本文.
..........

ほぼ足りてまだ欲 その先

「ほぼ足りてまだ欲」がはてなダイヤリーの廃止にともないこちらに移りました。

散歩

 昨日に続いて今日もまた天気は上々で、まるで夏がやってきたようだった。地下鉄を京橋で降りて、エスカレーターで地上に上がろうと乗った途端に想い出した。そうだ!新宿の伊勢丹で夏物バーゲンをやっているんだった!しまったあっちへ行くンだった。そこから直ぐさま丸の内線に乗り換えて新宿へ行けば良いのに、どんどん歩いているうちにまたそんなことを忘れてしまって、教文館にまた上がってしまった。
 一階だけにして週刊金曜日を買って出れば良かった。それなのに、何の気なしに二階へ上がり、ひょいとみすず書房の棚の前を通りかかったら「小尾俊人の戦後」という本を見つけてしまった。

 みすゞが取り上げるこの見慣れない名前はなんだろうと手にしてみると(そもそもこの行為がいけない)なんでもみすゞの創業者だというのだ。魅力的なラインナップを次々に出版しながら、どれもこれも高価なものばかりで、古本屋でもなかなかたくさん出るわけでもなく、出ても安くならない、そんな本を生み出す会社を始めたのは一体どんな奴なんだろうかとはなはだ気になる。そもそもこの名前は一体何と読むのか。こんな苗字を聞いたことがない。「おび としと」というのだそうだ。5年前に他界してその時89歳だったという。みすゞの本らしく、なんと3,600円もする。卒倒しそうだった。こうなればヤケだと持ち帰る。

..........

提供された行.
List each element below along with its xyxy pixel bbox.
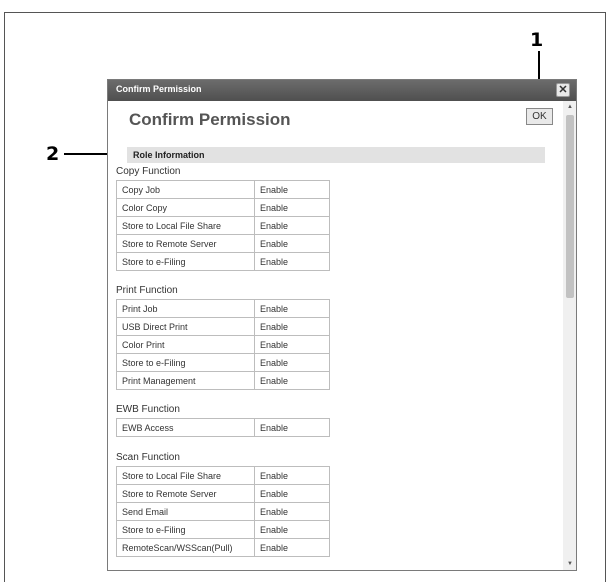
role-information-header: Role Information: [127, 147, 545, 163]
permission-value: Enable: [254, 520, 330, 539]
permission-table: Print Job Enable USB Direct Print Enable Col…: [116, 299, 330, 390]
table-row: Store to Local File Share Enable: [116, 216, 330, 235]
table-row: Color Print Enable: [116, 335, 330, 354]
scroll-thumb[interactable]: [566, 115, 574, 298]
table-row: Color Copy Enable: [116, 198, 330, 217]
close-icon[interactable]: ✕: [556, 83, 570, 97]
ok-button[interactable]: OK: [526, 108, 553, 125]
permission-value: Enable: [254, 538, 330, 557]
permission-value: Enable: [254, 252, 330, 271]
table-row: EWB Access Enable: [116, 418, 330, 437]
dialog-titlebar: Confirm Permission ✕: [108, 80, 576, 101]
scroll-down-arrow-icon[interactable]: ▼: [567, 561, 573, 567]
permission-value: Enable: [254, 299, 330, 318]
group-label: Print Function: [116, 285, 178, 296]
table-row: Store to e-Filing Enable: [116, 353, 330, 372]
dialog-title: Confirm Permission: [116, 84, 202, 94]
group-label: EWB Function: [116, 404, 180, 415]
permission-value: Enable: [254, 198, 330, 217]
permission-value: Enable: [254, 418, 330, 437]
table-row: Store to Local File Share Enable: [116, 466, 330, 485]
permission-value: Enable: [254, 234, 330, 253]
section-title: Role Information: [133, 150, 205, 160]
permission-value: Enable: [254, 466, 330, 485]
permission-name: Store to Local File Share: [116, 466, 255, 485]
table-row: USB Direct Print Enable: [116, 317, 330, 336]
permission-name: Print Job: [116, 299, 255, 318]
permission-table: EWB Access Enable: [116, 418, 330, 437]
permission-name: Color Copy: [116, 198, 255, 217]
table-row: Store to Remote Server Enable: [116, 484, 330, 503]
permission-name: Store to e-Filing: [116, 252, 255, 271]
table-row: Print Job Enable: [116, 299, 330, 318]
permission-value: Enable: [254, 484, 330, 503]
permission-value: Enable: [254, 502, 330, 521]
permission-name: EWB Access: [116, 418, 255, 437]
group-label: Scan Function: [116, 452, 180, 463]
permission-value: Enable: [254, 371, 330, 390]
table-row: RemoteScan/WSScan(Pull) Enable: [116, 538, 330, 557]
permission-name: Store to Remote Server: [116, 484, 255, 503]
table-row: Store to e-Filing Enable: [116, 520, 330, 539]
page-heading: Confirm Permission: [129, 110, 291, 129]
permission-name: Print Management: [116, 371, 255, 390]
callout-1: 1: [530, 29, 544, 51]
permission-name: Store to e-Filing: [116, 520, 255, 539]
permission-name: RemoteScan/WSScan(Pull): [116, 538, 255, 557]
permission-name: Copy Job: [116, 180, 255, 199]
permission-name: Color Print: [116, 335, 255, 354]
permission-name: Store to Local File Share: [116, 216, 255, 235]
table-row: Store to Remote Server Enable: [116, 234, 330, 253]
permission-value: Enable: [254, 353, 330, 372]
permission-name: Send Email: [116, 502, 255, 521]
table-row: Send Email Enable: [116, 502, 330, 521]
permission-name: USB Direct Print: [116, 317, 255, 336]
permission-value: Enable: [254, 216, 330, 235]
permission-table: Copy Job Enable Color Copy Enable Store to L…: [116, 180, 330, 271]
table-row: Print Management Enable: [116, 371, 330, 390]
permission-value: Enable: [254, 335, 330, 354]
group-label: Copy Function: [116, 166, 181, 177]
permission-value: Enable: [254, 317, 330, 336]
permission-name: Store to e-Filing: [116, 353, 255, 372]
table-row: Store to e-Filing Enable: [116, 252, 330, 271]
permission-value: Enable: [254, 180, 330, 199]
table-row: Copy Job Enable: [116, 180, 330, 199]
permission-name: Store to Remote Server: [116, 234, 255, 253]
callout-2: 2: [46, 143, 60, 165]
scroll-up-arrow-icon[interactable]: ▲: [567, 104, 573, 110]
confirm-permission-dialog: Confirm Permission ✕ Confirm Permission …: [107, 79, 577, 571]
vertical-scrollbar[interactable]: ▲ ▼: [563, 101, 576, 570]
permission-table: Store to Local File Share Enable Store to …: [116, 466, 330, 557]
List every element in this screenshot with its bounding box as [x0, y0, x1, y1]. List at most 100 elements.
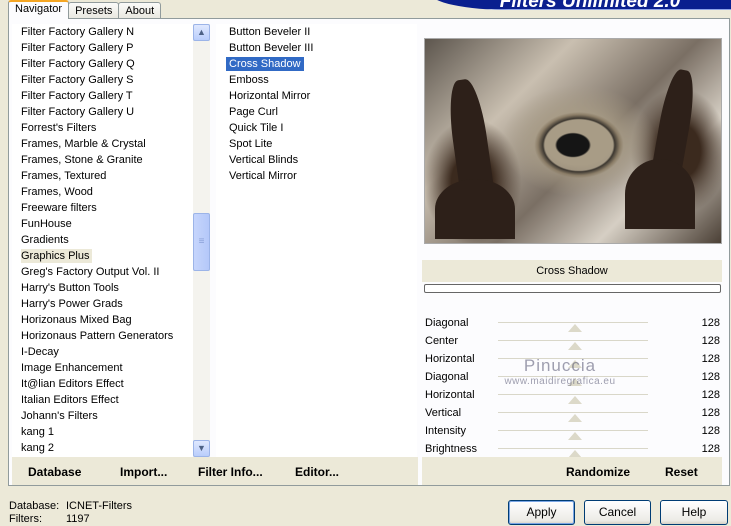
slider-track[interactable] — [498, 448, 648, 449]
category-label: Filter Factory Gallery Q — [21, 58, 135, 70]
slider-track[interactable] — [498, 394, 648, 395]
category-item[interactable]: Gradients — [12, 232, 192, 248]
category-item[interactable]: kang 1 — [12, 424, 192, 440]
category-item[interactable]: I-Decay — [12, 344, 192, 360]
category-item[interactable]: Horizonaus Pattern Generators — [12, 328, 192, 344]
category-item[interactable]: Forrest's Filters — [12, 120, 192, 136]
parameter-slider[interactable]: Horizontal 128 — [422, 386, 722, 404]
filter-item[interactable]: Cross Shadow — [216, 56, 417, 72]
filter-item[interactable]: Emboss — [216, 72, 417, 88]
parameter-label: Diagonal — [425, 371, 469, 383]
parameter-label: Center — [425, 335, 459, 347]
scroll-up-button[interactable]: ▲ — [193, 24, 210, 41]
category-scrollbar[interactable]: ▲ ≡ ▼ — [193, 24, 210, 457]
filter-item[interactable]: Button Beveler III — [216, 40, 417, 56]
category-item[interactable]: Frames, Marble & Crystal — [12, 136, 192, 152]
category-item[interactable]: Horizonaus Mixed Bag — [12, 312, 192, 328]
slider-thumb[interactable] — [568, 414, 582, 422]
editor-link[interactable]: Editor... — [295, 465, 339, 479]
category-item[interactable]: Johann's Filters — [12, 408, 192, 424]
reset-link[interactable]: Reset — [665, 465, 698, 479]
parameter-value: 128 — [701, 317, 720, 329]
slider-track[interactable] — [498, 322, 648, 323]
tab-navigator[interactable]: Navigator — [8, 0, 70, 19]
category-list[interactable]: Filter Factory Gallery N Filter Factory G… — [12, 24, 210, 457]
category-item[interactable]: kang 2 — [12, 440, 192, 456]
randomize-link[interactable]: Randomize — [566, 465, 630, 479]
cancel-button[interactable]: Cancel — [584, 500, 651, 525]
list-action-bar: Database Import... Filter Info... Editor… — [12, 457, 418, 485]
category-label: Forrest's Filters — [21, 122, 97, 134]
filter-item[interactable]: Button Beveler II — [216, 24, 417, 40]
database-link[interactable]: Database — [28, 465, 81, 479]
category-item[interactable]: Filter Factory Gallery P — [12, 40, 192, 56]
parameter-slider[interactable]: Vertical 128 — [422, 404, 722, 422]
category-item[interactable]: Frames, Textured — [12, 168, 192, 184]
parameter-slider[interactable]: Intensity 128 — [422, 422, 722, 440]
parameter-value: 128 — [701, 443, 720, 455]
filter-item[interactable]: Vertical Mirror — [216, 168, 417, 184]
tab-presets[interactable]: Presets — [68, 2, 120, 19]
parameter-slider[interactable]: Center 128 — [422, 332, 722, 350]
slider-track[interactable] — [498, 412, 648, 413]
slider-thumb[interactable] — [568, 432, 582, 440]
slider-thumb[interactable] — [568, 378, 582, 386]
category-label: Image Enhancement — [21, 362, 123, 374]
preview-action-bar: Randomize Reset — [422, 457, 722, 485]
filter-item[interactable]: Vertical Blinds — [216, 152, 417, 168]
category-item[interactable]: Filter Factory Gallery N — [12, 24, 192, 40]
category-item[interactable]: Harry's Power Grads — [12, 296, 192, 312]
slider-track[interactable] — [498, 340, 648, 341]
filter-item[interactable]: Spot Lite — [216, 136, 417, 152]
category-label: I-Decay — [21, 346, 59, 358]
category-item[interactable]: Filter Factory Gallery T — [12, 88, 192, 104]
slider-thumb[interactable] — [568, 396, 582, 404]
filter-info-link[interactable]: Filter Info... — [198, 465, 263, 479]
filter-list[interactable]: Button Beveler II Button Beveler III Cross… — [216, 24, 417, 457]
slider-thumb[interactable] — [568, 360, 582, 368]
category-item[interactable]: Harry's Button Tools — [12, 280, 192, 296]
filter-label: Quick Tile I — [229, 122, 284, 134]
scroll-thumb[interactable]: ≡ — [193, 213, 210, 271]
category-item[interactable]: Italian Editors Effect — [12, 392, 192, 408]
preview-image — [424, 38, 722, 244]
filter-item[interactable]: Quick Tile I — [216, 120, 417, 136]
parameter-slider[interactable]: Horizontal 128 — [422, 350, 722, 368]
category-label: Horizonaus Pattern Generators — [21, 330, 174, 342]
category-item[interactable]: Graphics Plus — [12, 248, 192, 264]
parameter-slider[interactable]: Brightness 128 — [422, 440, 722, 458]
app-banner: Filters Unlimited 2.0 — [430, 0, 731, 10]
parameter-slider[interactable]: Diagonal 128 — [422, 314, 722, 332]
category-item[interactable]: Greg's Factory Output Vol. II — [12, 264, 192, 280]
category-item[interactable]: Frames, Stone & Granite — [12, 152, 192, 168]
slider-track[interactable] — [498, 358, 648, 359]
category-item[interactable]: Filter Factory Gallery Q — [12, 56, 192, 72]
parameter-label: Intensity — [425, 425, 466, 437]
slider-thumb[interactable] — [568, 324, 582, 332]
parameter-slider[interactable]: Diagonal 128 — [422, 368, 722, 386]
database-value: ICNET-Filters — [66, 500, 132, 512]
category-item[interactable]: Filter Factory Gallery S — [12, 72, 192, 88]
parameter-label: Horizontal — [425, 389, 475, 401]
help-button[interactable]: Help — [660, 500, 728, 525]
slider-thumb[interactable] — [568, 342, 582, 350]
category-item[interactable]: Image Enhancement — [12, 360, 192, 376]
category-item[interactable]: It@lian Editors Effect — [12, 376, 192, 392]
category-item[interactable]: Filter Factory Gallery U — [12, 104, 192, 120]
category-item[interactable]: FunHouse — [12, 216, 192, 232]
category-label: Frames, Marble & Crystal — [21, 138, 146, 150]
category-label: Gradients — [21, 234, 69, 246]
scroll-down-button[interactable]: ▼ — [193, 440, 210, 457]
category-label: Horizonaus Mixed Bag — [21, 314, 132, 326]
import-link[interactable]: Import... — [120, 465, 167, 479]
tab-about[interactable]: About — [118, 2, 162, 19]
apply-button[interactable]: Apply — [508, 500, 575, 525]
filter-item[interactable]: Page Curl — [216, 104, 417, 120]
category-item[interactable]: Frames, Wood — [12, 184, 192, 200]
filter-item[interactable]: Horizontal Mirror — [216, 88, 417, 104]
category-item[interactable]: Freeware filters — [12, 200, 192, 216]
filter-label: Vertical Mirror — [229, 170, 297, 182]
preview-area: Cross Shadow Diagonal 128 Center 128 Horizon… — [422, 24, 722, 458]
slider-track[interactable] — [498, 430, 648, 431]
slider-track[interactable] — [498, 376, 648, 377]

..........

出題.
本文に基づいて、次の問いに答えてください。
(a) 地下鉄を降りた駅はどこですか。
(b) 二階で見つけた本の題名は何ですか。
(c) その本の値段はいくらですか。

解答.
(a) 京橋で降りました。
(b) 「小尾俊人の戦後」という本です。
(c) 3,600円です。